• **Selection**:
•••••

Yeah, maybe. But I haven't touched those areas in a while, therefore I
think what I think - we don't do it anywhere :-)

> 
>>>
>>> So, how do we know threadErr got something in return and if it didn't
>>> we've messed up "other" algorithms. In particular, the lines in the
>>> previous hunk won't set 'events' any more.
>>
>> How come? threadErr is set if and only if the I/O thread finished with
>> an error.
>>
> 
> virSaveLastError can return NULL even though @errno was non-zero,

Again, this can happen only on OOM in which case libvirtd is going to be
killed anyway.

> so
> even though in that instance we're not going to get much more done - it
> does mean that code that was going to fail previously because errno had
> been set will now succeed at least for a short while rather than causing
> an error like it should have.

Succeeding for a short period of time it takes oom_killer to kill a
process ;-)

> 
>>>
>>> I'm not worried about being called twice (we know that won't happen
>>> ;-)), but spreading out the error message processing through 3 functions
>>> causes me wonder whether that virFreeError should be done right after
>>> the virSetError rather than waiting for virFDStreamDataDispose.

•••••

• **Data segment**:
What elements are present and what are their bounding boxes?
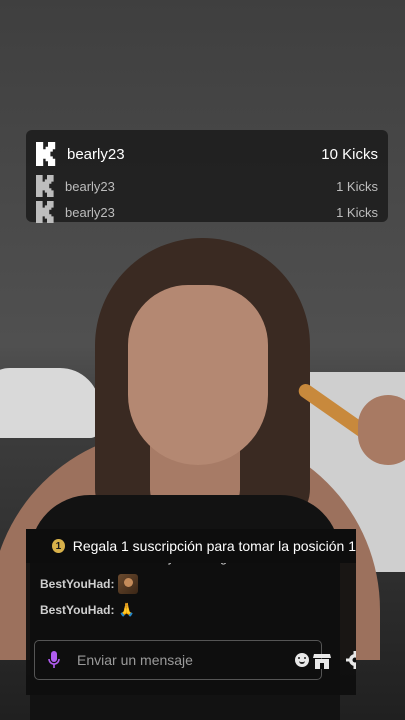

•••••

• **To be done**:
(1) List every identifier in the code-review exchange that begins with "vir".
(2) Answer from the code-review exchange:
(a) Under what condition is threadErr set?
(b) What can virSaveLastError return even though @errno was non-zero?
(c) In what situation does the reply say this can happen, and what will become of libvirtd then?

• **Set of answers**:
(1)
virSaveLastError
virFreeError
virSetError
virFDStreamDataDispose

(2)
(a) If and only if the I/O thread finished with an error.
(b) NULL.
(c) Only on OOM, in which case libvirtd is going to be killed anyway.